■ **TASK BRIEF**
Find the lines holding the string "тельности" in the data, then copy all of them.

■ **DATASET EXTRACT**
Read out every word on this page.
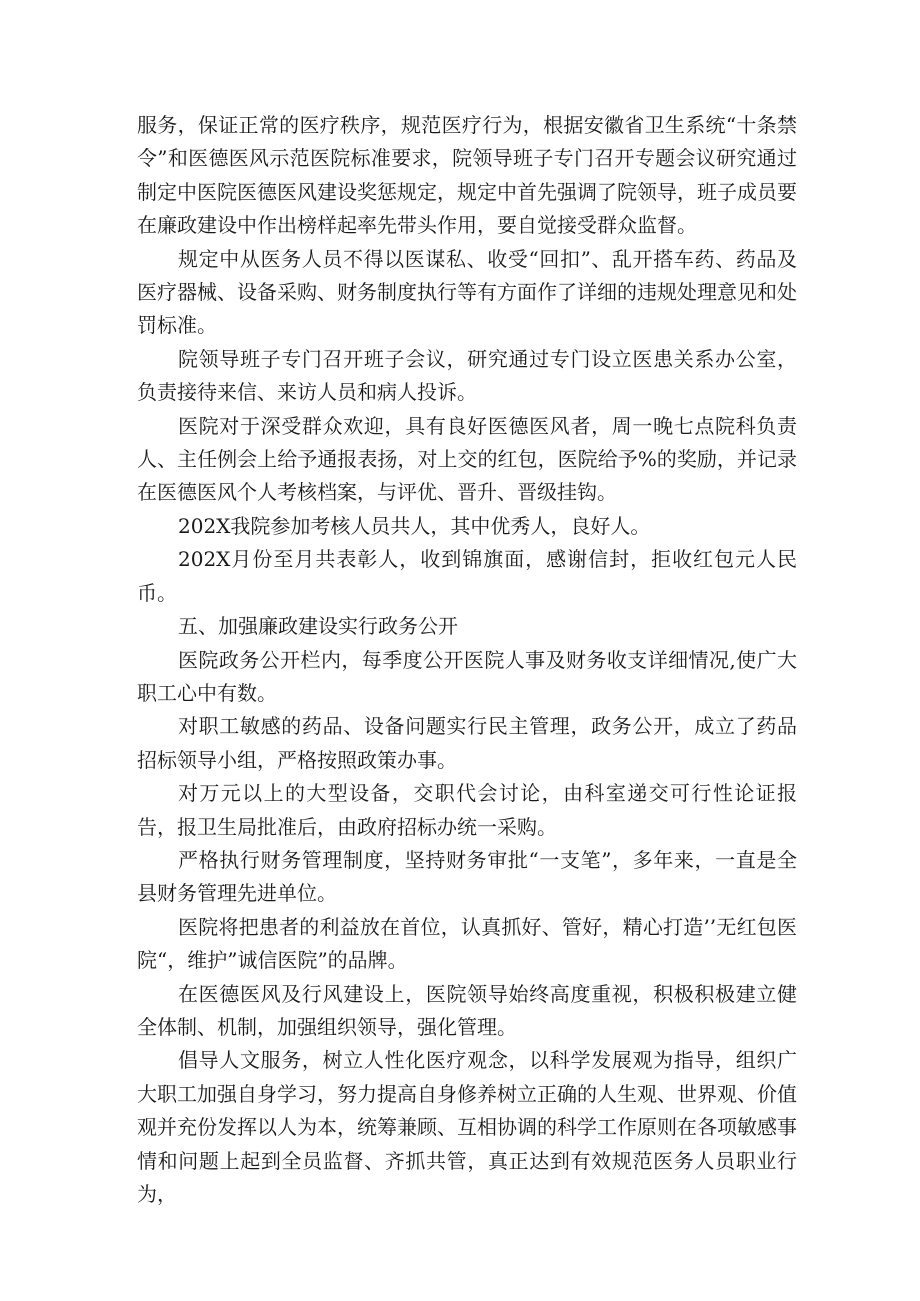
服务，保证正常的医疗秩序，规范医疗行为，根据安徽省卫生系统“十条禁令”和医德医风示范医院标准要求，院领导班子专门召开专题会议研究通过制定中医院医德医风建设奖惩规定，规定中首先强调了院领导，班子成员要在廉政建设中作出榜样起率先带头作用，要自觉接受群众监督。

规定中从医务人员不得以医谋私、收受“回扣”、乱开搭车药、药品及医疗器械、设备采购、财务制度执行等有方面作了详细的违规处理意见和处罚标准。

院领导班子专门召开班子会议，研究通过专门设立医患关系办公室，负责接待来信、来访人员和病人投诉。

医院对于深受群众欢迎，具有良好医德医风者，周一晚七点院科负责人、主任例会上给予通报表扬，对上交的红包，医院给予%的奖励，并记录在医德医风个人考核档案，与评优、晋升、晋级挂钩。

202X我院参加考核人员共人，其中优秀人，良好人。

202X月份至月共表彰人，收到锦旗面，感谢信封，拒收红包元人民币。

五、加强廉政建设实行政务公开

医院政务公开栏内，每季度公开医院人事及财务收支详细情况,使广大职工心中有数。

对职工敏感的药品、设备问题实行民主管理，政务公开，成立了药品招标领导小组，严格按照政策办事。

对万元以上的大型设备，交职代会讨论，由科室递交可行性论证报告，报卫生局批准后，由政府招标办统一采购。

严格执行财务管理制度，坚持财务审批“一支笔”，多年来，一直是全县财务管理先进单位。

医院将把患者的利益放在首位，认真抓好、管好，精心打造’’无红包医院“，维护”诚信医院”的品牌。

在医德医风及行风建设上，医院领导始终高度重视，积极积极建立健全体制、机制，加强组织领导，强化管理。

倡导人文服务，树立人性化医疗观念，以科学发展观为指导，组织广大职工加强自身学习，努力提高自身修养树立正确的人生观、世界观、价值观并充份发挥以人为本，统筹兼顾、互相协调的科学工作原则在各项敏感事情和问题上起到全员监督、齐抓共管，真正达到有效规范医务人员职业行为，
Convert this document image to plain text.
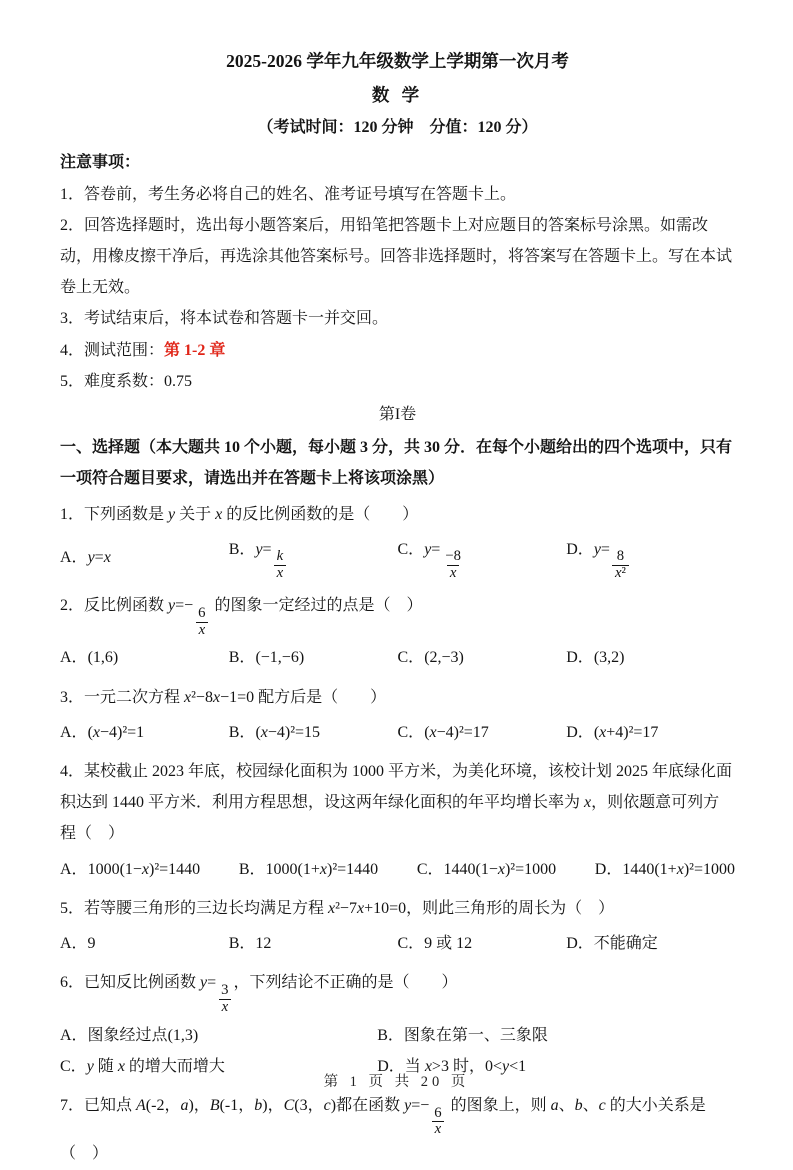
2025-2026 学年九年级数学上学期第一次月考

数 学

（考试时间：120 分钟　分值：120 分）

注意事项：

1．答卷前，考生务必将自己的姓名、准考证号填写在答题卡上。

2．回答选择题时，选出每小题答案后，用铅笔把答题卡上对应题目的答案标号涂黑。如需改动，用橡皮擦干净后，再选涂其他答案标号。回答非选择题时，将答案写在答题卡上。写在本试卷上无效。

3．考试结束后，将本试卷和答题卡一并交回。

4．测试范围：第 1-2 章

5．难度系数：0.75

第I卷

一、选择题（本大题共 10 个小题，每小题 3 分，共 30 分．在每个小题给出的四个选项中，只有一项符合题目要求，请选出并在答题卡上将该项涂黑）

1．下列函数是 y 关于 x 的反比例函数的是（　　）

A．y=x
B．y=
$\frac{k}{x}$
C．y=
$\frac{-8}{x}$
D．y=
$\frac{8}{\text{x²}}$

2．反比例函数 y=−
$\frac{6}{x}$
的图象一定经过的点是（　）

A．(1,6)	B．(−1,−6)	C．(2,−3)	D．(3,2)

3．一元二次方程 x²−8x−1=0 配方后是（　　）

A．(x−4)²=1	B．(x−4)²=15	C．(x−4)²=17	D．(x+4)²=17

4．某校截止 2023 年底，校园绿化面积为 1000 平方米，为美化环境，该校计划 2025 年底绿化面积达到 1440 平方米．利用方程思想，设这两年绿化面积的年平均增长率为 x，则依题意可列方程（　）

A．1000(1−x)²=1440 B．1000(1+x)²=1440 C．1440(1−x)²=1000 D．1440(1+x)²=1000

5．若等腰三角形的三边长均满足方程 x²−7x+10=0，则此三角形的周长为（　）

A．9	B．12	C．9 或 12	D．不能确定

6．已知反比例函数 y=
$\frac{3}{x}$
，下列结论不正确的是（　　）

A．图象经过点(1,3)	B．图象在第一、三象限
C．y 随 x 的增大而增大	D．当 x>3 时，0<y<1

7．已知点 A(-2，a)，B(-1，b)，C(3，c)都在函数 y=−
$\frac{6}{x}$
的图象上，则 a、b、c 的大小关系是（　）

第 1 页 共 20 页
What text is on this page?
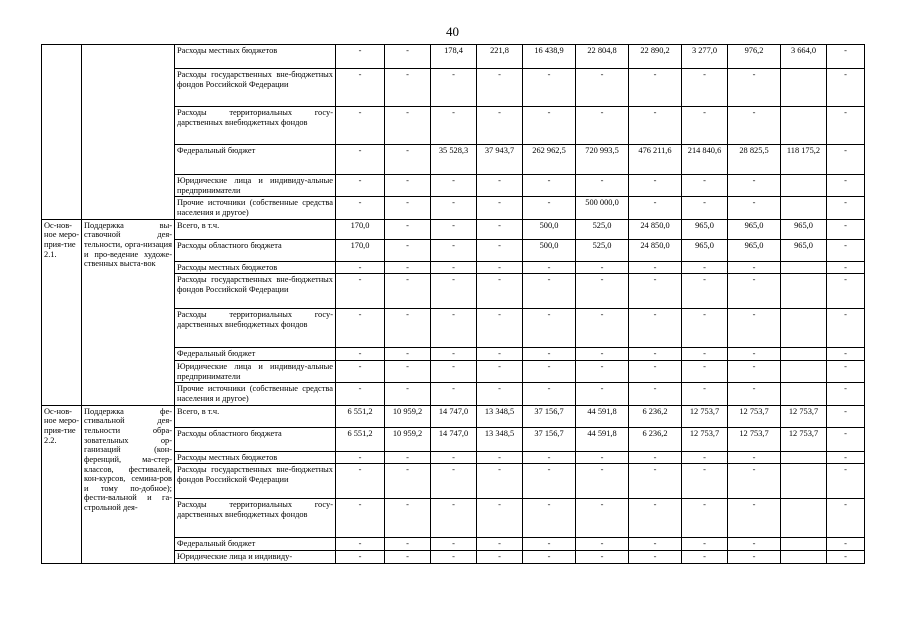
40
		Расходы местных бюджетов	-	-	178,4	221,8	16 438,9	22 804,8	22 890,2	3 277,0	976,2	3 664,0	-
		Расходы государственных вне-бюджетных фондов Российской Федерации	-	-	-	-	-	-	-	-	-		-
		Расходы территориальных госу-дарственных внебюджетных фондов	-	-	-	-	-	-	-	-	-		-
		Федеральный бюджет	-	-	35 528,3	37 943,7	262 962,5	720 993,5	476 211,6	214 840,6	28 825,5	118 175,2	-
		Юридические лица и индивиду-альные предприниматели	-	-	-	-	-	-	-	-	-		-
		Прочие источники (собственные средства населения и другое)	-	-	-	-	-	500 000,0	-	-	-		-
Ос-нов-ное меро-прия-тие 2.1.	Поддержка вы-ставочной дея-тельности, орга-низация и про-ведение художе-ственных выста-вок	Всего, в т.ч.	170,0	-	-	-	500,0	525,0	24 850,0	965,0	965,0	965,0	-
		Расходы областного бюджета	170,0	-	-	-	500,0	525,0	24 850,0	965,0	965,0	965,0	-
		Расходы местных бюджетов	-	-	-	-	-	-	-	-	-		-
		Расходы государственных вне-бюджетных фондов Российской Федерации	-	-	-	-	-	-	-	-	-		-
		Расходы территориальных госу-дарственных внебюджетных фондов	-	-	-	-	-	-	-	-	-		-
		Федеральный бюджет	-	-	-	-	-	-	-	-	-		-
		Юридические лица и индивиду-альные предприниматели	-	-	-	-	-	-	-	-	-		-
		Прочие источники (собственные средства населения и другое)	-	-	-	-	-	-	-	-	-		-
Ос-нов-ное меро-прия-тие 2.2.	Поддержка фе-стивальной дея-тельности обра-зовательных ор-ганизаций (кон-ференций, ма-стер-классов, фестивалей, кон-курсов, семина-ров и тому по-добное); фести-вальной и га-строльной дея-	Всего, в т.ч.	6 551,2	10 959,2	14 747,0	13 348,5	37 156,7	44 591,8	6 236,2	12 753,7	12 753,7	12 753,7	-
		Расходы областного бюджета	6 551,2	10 959,2	14 747,0	13 348,5	37 156,7	44 591,8	6 236,2	12 753,7	12 753,7	12 753,7	-
		Расходы местных бюджетов	-	-	-	-	-	-	-	-	-		-
		Расходы государственных вне-бюджетных фондов Российской Федерации	-	-	-	-	-	-	-	-	-		-
		Расходы территориальных госу-дарственных внебюджетных фондов	-	-	-	-	-	-	-	-	-		-
		Федеральный бюджет	-	-	-	-	-	-	-	-	-		-
		Юридические лица и индивиду-	-	-	-	-	-	-	-	-	-		-
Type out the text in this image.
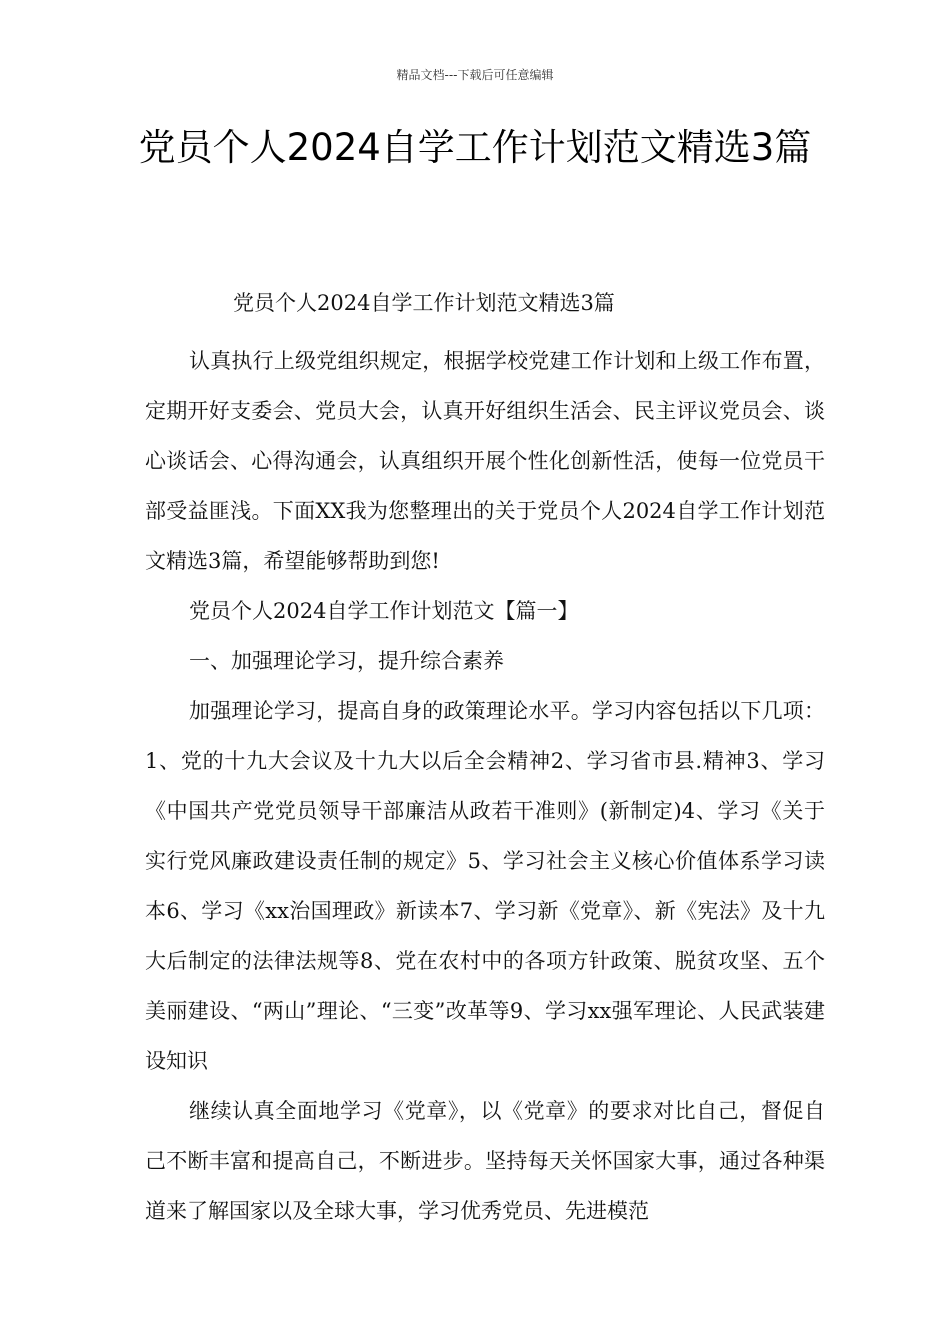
精品文档---下载后可任意编辑
党员个人2024自学工作计划范文精选3篇

党员个人2024自学工作计划范文精选3篇

认真执行上级党组织规定，根据学校党建工作计划和上级工作布置，定期开好支委会、党员大会，认真开好组织生活会、民主评议党员会、谈心谈话会、心得沟通会，认真组织开展个性化创新性活，使每一位党员干部受益匪浅。下面XX我为您整理出的关于党员个人2024自学工作计划范文精选3篇，希望能够帮助到您!

党员个人2024自学工作计划范文【篇一】

一、加强理论学习，提升综合素养

加强理论学习，提高自身的政策理论水平。学习内容包括以下几项：1、党的十九大会议及十九大以后全会精神2、学习省市县.精神3、学习《中国共产党党员领导干部廉洁从政若干准则》(新制定)4、学习《关于实行党风廉政建设责任制的规定》5、学习社会主义核心价值体系学习读本6、学习《xx治国理政》新读本7、学习新《党章》、新《宪法》及十九大后制定的法律法规等8、党在农村中的各项方针政策、脱贫攻坚、五个美丽建设、“两山”理论、“三变”改革等9、学习xx强军理论、人民武装建设知识

继续认真全面地学习《党章》，以《党章》的要求对比自己，督促自己不断丰富和提高自己，不断进步。坚持每天关怀国家大事，通过各种渠道来了解国家以及全球大事，学习优秀党员、先进模范
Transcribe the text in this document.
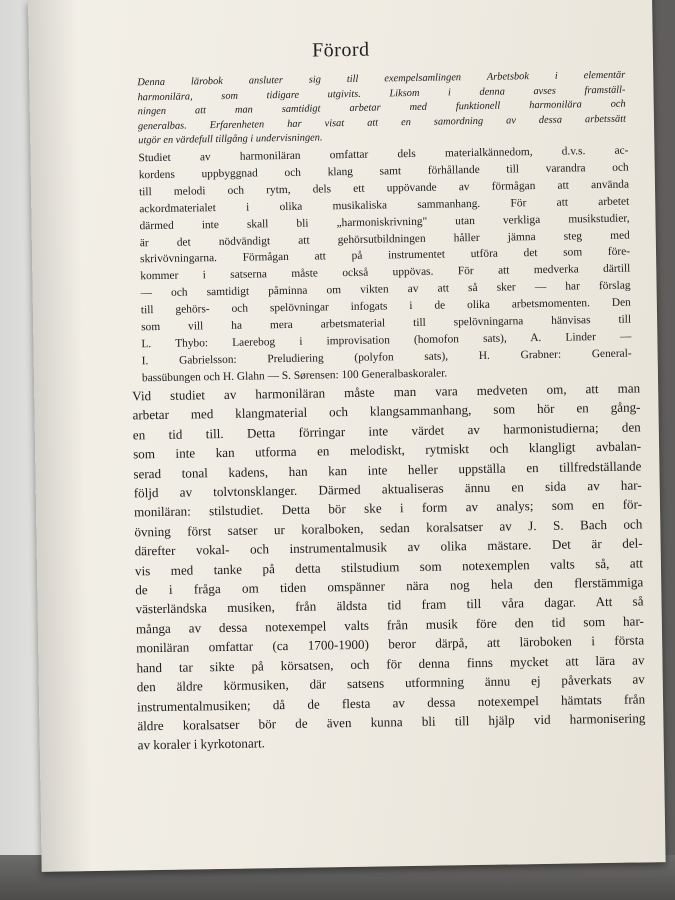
Förord
Denna lärobok ansluter sig till exempelsamlingen Arbetsbok i elementär
harmonilära, som tidigare utgivits. Liksom i denna avses framställ-
ningen att man samtidigt arbetar med funktionell harmonilära och
generalbas. Erfarenheten har visat att en samordning av dessa arbetssätt
utgör en värdefull tillgång i undervisningen.
Studiet av harmoniläran omfattar dels materialkännedom, d.v.s. ac-
kordens uppbyggnad och klang samt förhållande till varandra och
till melodi och rytm, dels ett uppövande av förmågan att använda
ackordmaterialet i olika musikaliska sammanhang. För att arbetet
därmed inte skall bli „harmoniskrivning" utan verkliga musikstudier,
är det nödvändigt att gehörsutbildningen håller jämna steg med
skrivövningarna. Förmågan att på instrumentet utföra det som före-
kommer i satserna måste också uppövas. För att medverka därtill
— och samtidigt påminna om vikten av att så sker — har förslag
till gehörs- och spelövningar infogats i de olika arbetsmomenten. Den
som vill ha mera arbetsmaterial till spelövningarna hänvisas till
L. Thybo: Laerebog i improvisation (homofon sats), A. Linder —
I. Gabrielsson: Preludiering (polyfon sats), H. Grabner: General-
bassübungen och H. Glahn — S. Sørensen: 100 Generalbaskoraler.
Vid studiet av harmoniläran måste man vara medveten om, att man
arbetar med klangmaterial och klangsammanhang, som hör en gång-
en tid till. Detta förringar inte värdet av harmonistudierna; den
som inte kan utforma en melodiskt, rytmiskt och klangligt avbalan-
serad tonal kadens, han kan inte heller uppställa en tillfredställande
följd av tolvtonsklanger. Därmed aktualiseras ännu en sida av har-
moniläran: stilstudiet. Detta bör ske i form av analys; som en för-
övning först satser ur koralboken, sedan koralsatser av J. S. Bach och
därefter vokal- och instrumentalmusik av olika mästare. Det är del-
vis med tanke på detta stilstudium som notexemplen valts så, att
de i fråga om tiden omspänner nära nog hela den flerstämmiga
västerländska musiken, från äldsta tid fram till våra dagar. Att så
många av dessa notexempel valts från musik före den tid som har-
moniläran omfattar (ca 1700-1900) beror därpå, att läroboken i första
hand tar sikte på körsatsen, och för denna finns mycket att lära av
den äldre körmusiken, där satsens utformning ännu ej påverkats av
instrumentalmusiken; då de flesta av dessa notexempel hämtats från
äldre koralsatser bör de även kunna bli till hjälp vid harmonisering
av koraler i kyrkotonart.
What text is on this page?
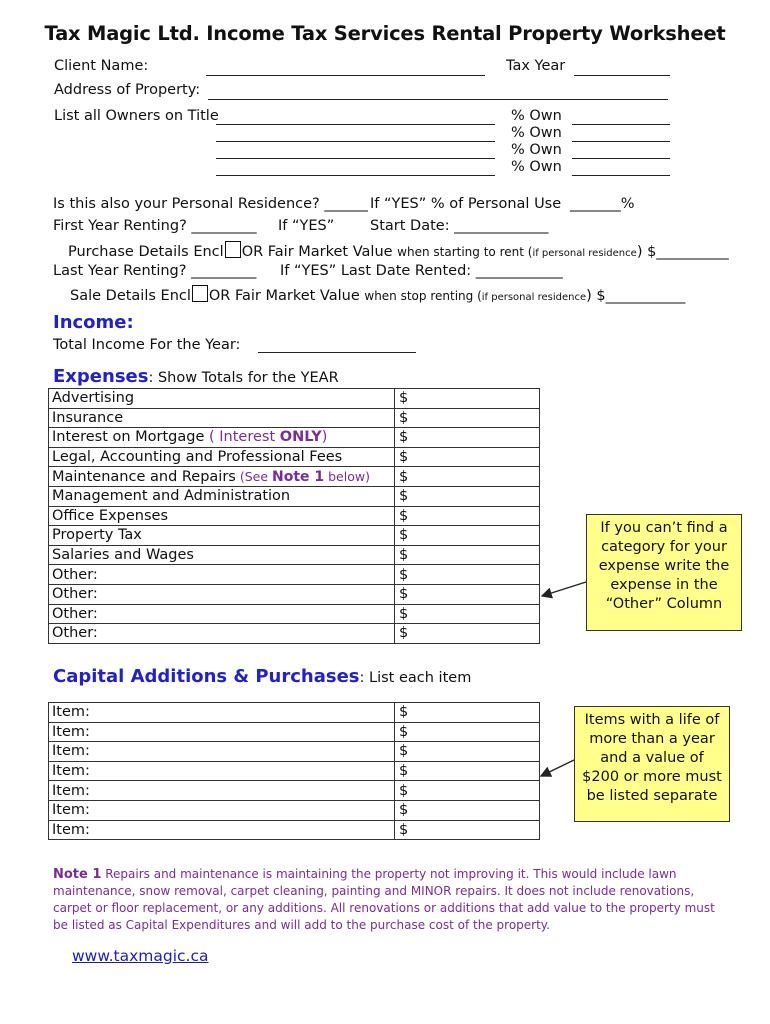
Tax Magic Ltd. Income Tax Services Rental Property Worksheet
Client Name:	Tax Year
Address of Property:
List all Owners on Title	% Own
% Own
% Own
% Own
Is this also your Personal Residence? ______ If “YES” % of Personal Use _______%
First Year Renting? _________ If “YES” Start Date: _____________
Purchase Details Encl OR Fair Market Value when starting to rent (if personal residence) $__________
Last Year Renting? _________ If “YES” Last Date Rented: ____________
Sale Details Encl OR Fair Market Value when stop renting (if personal residence) $___________
Income:
Total Income For the Year:
Expenses: Show Totals for the YEAR
Advertising	$
Insurance	$
Interest on Mortgage ( Interest ONLY)	$
Legal, Accounting and Professional Fees	$
Maintenance and Repairs (See Note 1 below)	$
Management and Administration	$
Office Expenses	$
Property Tax	$
Salaries and Wages	$
Other:	$
Other:	$
Other:	$
Other:	$
If you can’t find a category for your expense write the expense in the “Other” Column
Capital Additions & Purchases: List each item
Item:	$
Item:	$
Item:	$
Item:	$
Item:	$
Item:	$
Item:	$
Items with a life of more than a year and a value of $200 or more must be listed separate
Note 1 Repairs and maintenance is maintaining the property not improving it. This would include lawn maintenance, snow removal, carpet cleaning, painting and MINOR repairs. It does not include renovations, carpet or floor replacement, or any additions. All renovations or additions that add value to the property must be listed as Capital Expenditures and will add to the purchase cost of the property.
www.taxmagic.ca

■ **FULL ANSWER**
Ос-нов-ное меро-прия-тие 2.1.	Поддержка вы-ставочной дея-тельности, орга-низация и про-ведение художе-ственных выста-вок	Всего, в т.ч.	170,0	-	-	-	500,0	525,0	24 850,0	965,0	965,0	965,0	-
Ос-нов-ное меро-прия-тие 2.2.	Поддержка фе-стивальной дея-тельности обра-зовательных ор-ганизаций (кон-ференций, ма-стер-классов, фестивалей, кон-курсов, семина-ров и тому по-добное); фести-вальной и га-строльной дея-	Всего, в т.ч.	6 551,2	10 959,2	14 747,0	13 348,5	37 156,7	44 591,8	6 236,2	12 753,7	12 753,7	12 753,7	-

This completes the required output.